-- begin --
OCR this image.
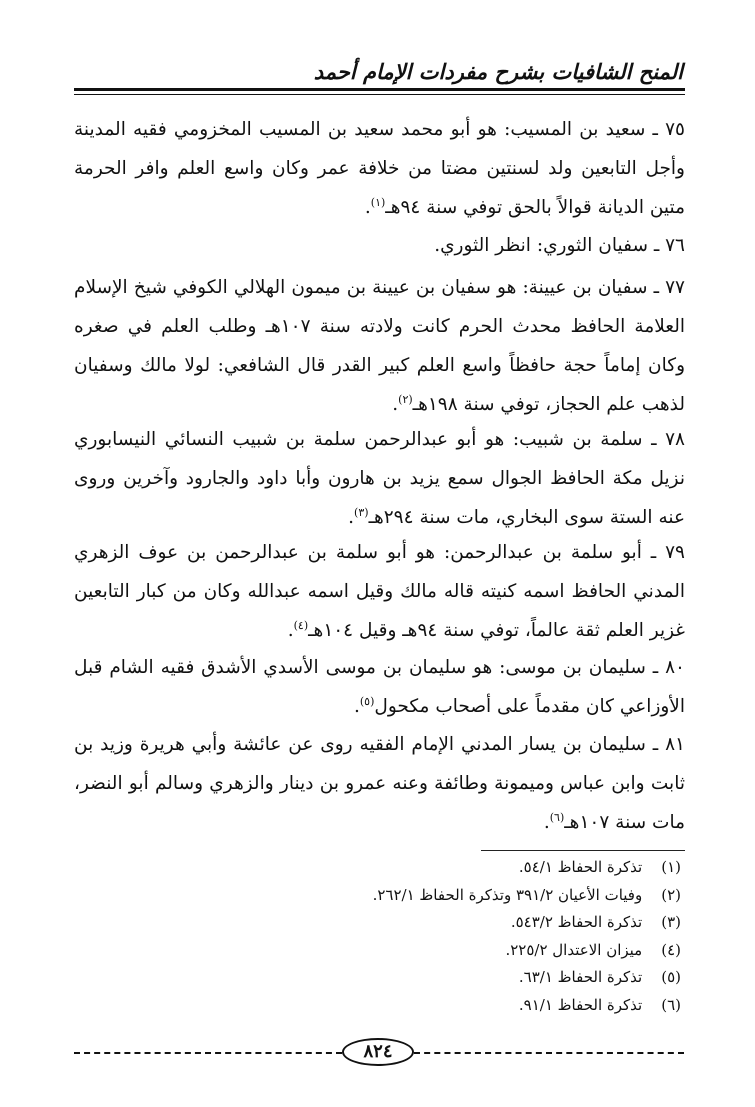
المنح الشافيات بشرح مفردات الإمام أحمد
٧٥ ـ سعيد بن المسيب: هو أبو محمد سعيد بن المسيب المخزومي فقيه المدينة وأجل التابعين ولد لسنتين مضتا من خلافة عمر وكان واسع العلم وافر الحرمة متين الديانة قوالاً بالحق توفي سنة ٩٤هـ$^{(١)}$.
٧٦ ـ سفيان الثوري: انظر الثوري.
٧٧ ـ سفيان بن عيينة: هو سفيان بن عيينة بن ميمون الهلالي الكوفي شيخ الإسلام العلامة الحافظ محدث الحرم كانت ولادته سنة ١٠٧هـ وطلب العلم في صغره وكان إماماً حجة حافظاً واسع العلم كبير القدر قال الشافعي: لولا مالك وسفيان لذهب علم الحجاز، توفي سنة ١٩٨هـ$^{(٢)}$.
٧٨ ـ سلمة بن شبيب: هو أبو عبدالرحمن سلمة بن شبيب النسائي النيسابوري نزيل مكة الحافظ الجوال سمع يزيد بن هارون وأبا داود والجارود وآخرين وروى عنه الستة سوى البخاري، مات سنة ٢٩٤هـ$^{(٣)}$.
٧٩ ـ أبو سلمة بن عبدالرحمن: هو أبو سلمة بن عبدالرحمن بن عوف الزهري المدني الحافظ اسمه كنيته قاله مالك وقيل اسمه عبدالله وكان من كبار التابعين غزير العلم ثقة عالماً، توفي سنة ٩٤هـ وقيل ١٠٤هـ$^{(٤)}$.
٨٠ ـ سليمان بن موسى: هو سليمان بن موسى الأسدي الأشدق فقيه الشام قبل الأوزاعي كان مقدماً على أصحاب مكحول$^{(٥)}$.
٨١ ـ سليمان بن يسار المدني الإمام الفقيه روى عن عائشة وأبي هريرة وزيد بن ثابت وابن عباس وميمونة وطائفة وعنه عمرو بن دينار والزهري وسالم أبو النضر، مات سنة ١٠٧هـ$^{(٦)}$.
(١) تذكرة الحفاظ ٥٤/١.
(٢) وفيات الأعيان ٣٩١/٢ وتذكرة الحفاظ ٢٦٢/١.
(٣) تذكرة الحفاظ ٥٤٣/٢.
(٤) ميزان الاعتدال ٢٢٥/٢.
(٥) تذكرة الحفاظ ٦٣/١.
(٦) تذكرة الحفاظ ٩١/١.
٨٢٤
-- end --
-- begin --
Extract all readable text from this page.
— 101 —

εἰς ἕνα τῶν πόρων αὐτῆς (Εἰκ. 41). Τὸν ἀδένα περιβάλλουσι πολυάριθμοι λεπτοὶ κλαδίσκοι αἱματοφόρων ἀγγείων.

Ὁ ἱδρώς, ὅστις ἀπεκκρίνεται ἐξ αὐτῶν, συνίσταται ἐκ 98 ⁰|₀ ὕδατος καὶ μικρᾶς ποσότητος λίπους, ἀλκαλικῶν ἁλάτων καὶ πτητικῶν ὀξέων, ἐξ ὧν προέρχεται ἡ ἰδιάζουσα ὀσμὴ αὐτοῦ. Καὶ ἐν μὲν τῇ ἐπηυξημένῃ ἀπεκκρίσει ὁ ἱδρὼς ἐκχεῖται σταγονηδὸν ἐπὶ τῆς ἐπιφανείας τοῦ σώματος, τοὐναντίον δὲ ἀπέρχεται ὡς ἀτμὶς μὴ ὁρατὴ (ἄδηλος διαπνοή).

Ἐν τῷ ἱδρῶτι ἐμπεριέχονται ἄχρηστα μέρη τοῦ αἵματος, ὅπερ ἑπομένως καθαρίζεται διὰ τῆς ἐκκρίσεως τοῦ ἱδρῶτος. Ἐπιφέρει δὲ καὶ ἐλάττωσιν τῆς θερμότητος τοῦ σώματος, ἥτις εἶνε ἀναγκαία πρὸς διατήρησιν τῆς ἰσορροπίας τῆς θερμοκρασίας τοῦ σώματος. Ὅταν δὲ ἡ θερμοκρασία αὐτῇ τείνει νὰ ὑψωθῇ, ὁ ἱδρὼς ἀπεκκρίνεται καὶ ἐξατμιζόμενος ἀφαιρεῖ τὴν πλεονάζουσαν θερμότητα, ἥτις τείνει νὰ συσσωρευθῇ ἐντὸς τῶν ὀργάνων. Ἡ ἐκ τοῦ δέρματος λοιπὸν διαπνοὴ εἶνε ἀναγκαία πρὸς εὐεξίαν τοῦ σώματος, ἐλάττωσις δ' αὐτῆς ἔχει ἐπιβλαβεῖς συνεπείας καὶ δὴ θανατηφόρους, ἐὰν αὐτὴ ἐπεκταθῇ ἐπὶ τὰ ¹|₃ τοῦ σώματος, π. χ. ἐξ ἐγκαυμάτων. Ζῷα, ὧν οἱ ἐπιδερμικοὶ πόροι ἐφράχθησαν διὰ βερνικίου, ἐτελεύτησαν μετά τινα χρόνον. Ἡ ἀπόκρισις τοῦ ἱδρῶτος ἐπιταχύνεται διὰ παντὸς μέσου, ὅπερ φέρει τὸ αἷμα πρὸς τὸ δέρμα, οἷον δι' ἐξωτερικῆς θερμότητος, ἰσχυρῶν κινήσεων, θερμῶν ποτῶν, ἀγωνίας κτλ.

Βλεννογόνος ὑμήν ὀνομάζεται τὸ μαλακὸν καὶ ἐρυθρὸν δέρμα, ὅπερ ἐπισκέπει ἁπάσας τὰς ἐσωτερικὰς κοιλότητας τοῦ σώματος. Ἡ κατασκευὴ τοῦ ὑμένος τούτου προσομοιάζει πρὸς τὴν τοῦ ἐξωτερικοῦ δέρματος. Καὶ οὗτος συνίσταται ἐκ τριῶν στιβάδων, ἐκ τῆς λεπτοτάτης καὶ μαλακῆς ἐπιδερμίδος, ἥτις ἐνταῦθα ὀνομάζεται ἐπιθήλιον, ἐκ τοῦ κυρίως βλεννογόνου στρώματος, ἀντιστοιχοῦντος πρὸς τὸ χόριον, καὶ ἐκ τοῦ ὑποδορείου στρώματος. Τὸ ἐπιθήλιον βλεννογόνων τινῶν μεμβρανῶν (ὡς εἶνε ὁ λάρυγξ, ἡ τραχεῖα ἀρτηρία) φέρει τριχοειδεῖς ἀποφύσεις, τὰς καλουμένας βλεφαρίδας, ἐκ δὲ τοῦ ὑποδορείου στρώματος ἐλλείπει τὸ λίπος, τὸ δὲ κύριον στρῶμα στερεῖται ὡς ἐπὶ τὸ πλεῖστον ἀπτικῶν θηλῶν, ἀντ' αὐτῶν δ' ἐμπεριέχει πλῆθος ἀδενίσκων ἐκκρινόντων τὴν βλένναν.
-- end --
-- begin --
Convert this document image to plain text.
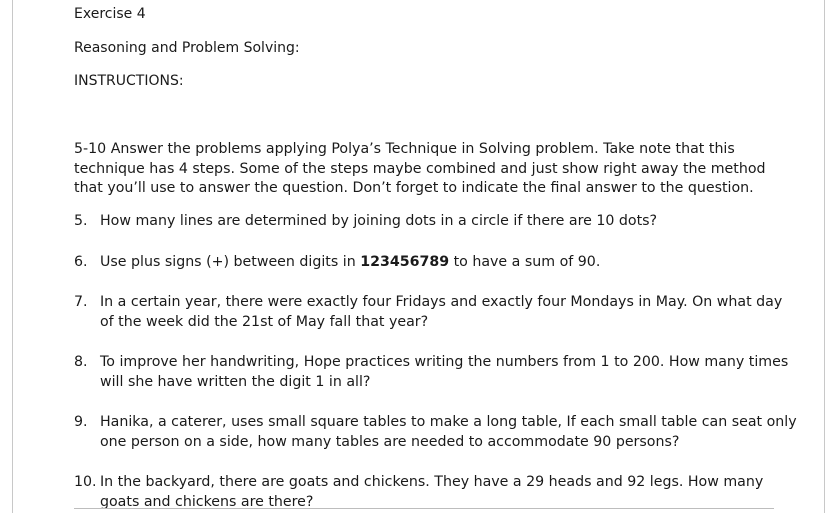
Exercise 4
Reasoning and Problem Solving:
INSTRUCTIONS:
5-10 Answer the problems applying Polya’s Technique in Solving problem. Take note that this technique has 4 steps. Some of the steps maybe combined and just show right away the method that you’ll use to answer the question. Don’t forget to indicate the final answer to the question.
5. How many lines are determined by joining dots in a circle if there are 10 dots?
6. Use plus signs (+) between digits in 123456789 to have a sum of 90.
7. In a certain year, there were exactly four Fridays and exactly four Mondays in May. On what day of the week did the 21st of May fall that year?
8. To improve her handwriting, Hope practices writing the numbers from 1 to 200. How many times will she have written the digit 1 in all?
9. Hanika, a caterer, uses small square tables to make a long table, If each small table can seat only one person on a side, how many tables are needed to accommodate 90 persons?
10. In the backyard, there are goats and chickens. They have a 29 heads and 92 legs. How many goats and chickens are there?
-- end --
_Problem requirements_
Wherever a line in the data above holds "وكان", copy that line.

_Response to the task_
٧٥ ـ سعيد بن المسيب: هو أبو محمد سعيد بن المسيب المخزومي فقيه المدينة وأجل التابعين ولد لسنتين مضتا من خلافة عمر وكان واسع العلم وافر الحرمة متين الديانة قوالاً بالحق توفي سنة ٩٤هـ$^{(١)}$.
٧٧ ـ سفيان بن عيينة: هو سفيان بن عيينة بن ميمون الهلالي الكوفي شيخ الإسلام العلامة الحافظ محدث الحرم كانت ولادته سنة ١٠٧هـ وطلب العلم في صغره وكان إماماً حجة حافظاً واسع العلم كبير القدر قال الشافعي: لولا مالك وسفيان لذهب علم الحجاز، توفي سنة ١٩٨هـ$^{(٢)}$.
٧٩ ـ أبو سلمة بن عبدالرحمن: هو أبو سلمة بن عبدالرحمن بن عوف الزهري المدني الحافظ اسمه كنيته قاله مالك وقيل اسمه عبدالله وكان من كبار التابعين غزير العلم ثقة عالماً، توفي سنة ٩٤هـ وقيل ١٠٤هـ$^{(٤)}$.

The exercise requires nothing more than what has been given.